▶ [Goal]: Write every line of the material out exactly as shown.
------ Material supplied ------
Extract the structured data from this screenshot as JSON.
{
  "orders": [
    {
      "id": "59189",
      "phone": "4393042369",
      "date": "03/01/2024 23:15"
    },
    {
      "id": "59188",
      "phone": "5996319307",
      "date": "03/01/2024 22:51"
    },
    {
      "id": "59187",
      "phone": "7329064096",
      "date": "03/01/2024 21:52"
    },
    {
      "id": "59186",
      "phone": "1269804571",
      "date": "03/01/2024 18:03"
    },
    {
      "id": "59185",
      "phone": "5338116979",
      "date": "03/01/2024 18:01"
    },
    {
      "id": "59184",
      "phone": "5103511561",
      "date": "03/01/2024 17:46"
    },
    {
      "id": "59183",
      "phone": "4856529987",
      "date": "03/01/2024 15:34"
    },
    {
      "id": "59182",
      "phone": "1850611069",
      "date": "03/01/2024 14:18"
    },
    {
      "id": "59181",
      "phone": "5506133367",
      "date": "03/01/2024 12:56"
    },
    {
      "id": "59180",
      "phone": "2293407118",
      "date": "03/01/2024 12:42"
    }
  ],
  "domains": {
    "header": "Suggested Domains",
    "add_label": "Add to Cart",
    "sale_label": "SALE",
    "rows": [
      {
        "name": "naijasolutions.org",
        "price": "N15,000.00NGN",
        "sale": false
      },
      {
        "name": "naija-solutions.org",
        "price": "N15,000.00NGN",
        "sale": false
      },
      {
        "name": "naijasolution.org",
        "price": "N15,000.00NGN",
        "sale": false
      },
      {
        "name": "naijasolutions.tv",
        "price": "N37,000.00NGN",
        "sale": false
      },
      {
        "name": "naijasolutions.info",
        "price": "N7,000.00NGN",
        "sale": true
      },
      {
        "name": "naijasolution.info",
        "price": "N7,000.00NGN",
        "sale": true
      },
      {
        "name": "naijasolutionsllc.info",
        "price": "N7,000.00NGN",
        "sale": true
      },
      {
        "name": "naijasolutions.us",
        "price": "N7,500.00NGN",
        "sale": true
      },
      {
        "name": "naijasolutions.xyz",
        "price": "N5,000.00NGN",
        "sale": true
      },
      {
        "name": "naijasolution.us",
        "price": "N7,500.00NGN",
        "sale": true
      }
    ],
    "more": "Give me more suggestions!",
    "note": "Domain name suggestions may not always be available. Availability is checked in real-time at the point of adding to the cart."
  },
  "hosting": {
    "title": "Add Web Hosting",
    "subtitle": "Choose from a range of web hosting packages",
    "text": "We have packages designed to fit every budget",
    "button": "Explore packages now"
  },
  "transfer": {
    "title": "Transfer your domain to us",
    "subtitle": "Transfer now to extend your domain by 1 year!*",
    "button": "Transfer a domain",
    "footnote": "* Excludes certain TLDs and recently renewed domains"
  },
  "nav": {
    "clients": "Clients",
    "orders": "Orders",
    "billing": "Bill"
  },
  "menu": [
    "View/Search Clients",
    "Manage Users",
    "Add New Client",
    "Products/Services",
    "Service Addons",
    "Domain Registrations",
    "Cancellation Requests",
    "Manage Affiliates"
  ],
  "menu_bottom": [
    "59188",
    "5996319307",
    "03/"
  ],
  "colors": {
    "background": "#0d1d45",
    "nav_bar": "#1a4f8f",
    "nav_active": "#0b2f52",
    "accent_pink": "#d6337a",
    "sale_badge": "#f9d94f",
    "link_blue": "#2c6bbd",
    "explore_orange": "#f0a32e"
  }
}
------
▶ [The answer]:
Extract the structured data from this screenshot as JSON.
{
  "orders": [
    {
      "id": "59189",
      "phone": "4393042369",
      "date": "03/01/2024 23:15"
    },
    {
      "id": "59188",
      "phone": "5996319307",
      "date": "03/01/2024 22:51"
    },
    {
      "id": "59187",
      "phone": "7329064096",
      "date": "03/01/2024 21:52"
    },
    {
      "id": "59186",
      "phone": "1269804571",
      "date": "03/01/2024 18:03"
    },
    {
      "id": "59185",
      "phone": "5338116979",
      "date": "03/01/2024 18:01"
    },
    {
      "id": "59184",
      "phone": "5103511561",
      "date": "03/01/2024 17:46"
    },
    {
      "id": "59183",
      "phone": "4856529987",
      "date": "03/01/2024 15:34"
    },
    {
      "id": "59182",
      "phone": "1850611069",
      "date": "03/01/2024 14:18"
    },
    {
      "id": "59181",
      "phone": "5506133367",
      "date": "03/01/2024 12:56"
    },
    {
      "id": "59180",
      "phone": "2293407118",
      "date": "03/01/2024 12:42"
    }
  ],
  "domains": {
    "header": "Suggested Domains",
    "add_label": "Add to Cart",
    "sale_label": "SALE",
    "rows": [
      {
        "name": "naijasolutions.org",
        "price": "N15,000.00NGN",
        "sale": false
      },
      {
        "name": "naija-solutions.org",
        "price": "N15,000.00NGN",
        "sale": false
      },
      {
        "name": "naijasolution.org",
        "price": "N15,000.00NGN",
        "sale": false
      },
      {
        "name": "naijasolutions.tv",
        "price": "N37,000.00NGN",
        "sale": false
      },
      {
        "name": "naijasolutions.info",
        "price": "N7,000.00NGN",
        "sale": true
      },
      {
        "name": "naijasolution.info",
        "price": "N7,000.00NGN",
        "sale": true
      },
      {
        "name": "naijasolutionsllc.info",
        "price": "N7,000.00NGN",
        "sale": true
      },
      {
        "name": "naijasolutions.us",
        "price": "N7,500.00NGN",
        "sale": true
      },
      {
        "name": "naijasolutions.xyz",
        "price": "N5,000.00NGN",
        "sale": true
      },
      {
        "name": "naijasolution.us",
        "price": "N7,500.00NGN",
        "sale": true
      }
    ],
    "more": "Give me more suggestions!",
    "note": "Domain name suggestions may not always be available. Availability is checked in real-time at the point of adding to the cart."
  },
  "hosting": {
    "title": "Add Web Hosting",
    "subtitle": "Choose from a range of web hosting packages",
    "text": "We have packages designed to fit every budget",
    "button": "Explore packages now"
  },
  "transfer": {
    "title": "Transfer your domain to us",
    "subtitle": "Transfer now to extend your domain by 1 year!*",
    "button": "Transfer a domain",
    "footnote": "* Excludes certain TLDs and recently renewed domains"
  },
  "nav": {
    "clients": "Clients",
    "orders": "Orders",
    "billing": "Bill"
  },
  "menu": [
    "View/Search Clients",
    "Manage Users",
    "Add New Client",
    "Products/Services",
    "Service Addons",
    "Domain Registrations",
    "Cancellation Requests",
    "Manage Affiliates"
  ],
  "menu_bottom": [
    "59188",
    "5996319307",
    "03/"
  ],
  "colors": {
    "background": "#0d1d45",
    "nav_bar": "#1a4f8f",
    "nav_active": "#0b2f52",
    "accent_pink": "#d6337a",
    "sale_badge": "#f9d94f",
    "link_blue": "#2c6bbd",
    "explore_orange": "#f0a32e"
  }
}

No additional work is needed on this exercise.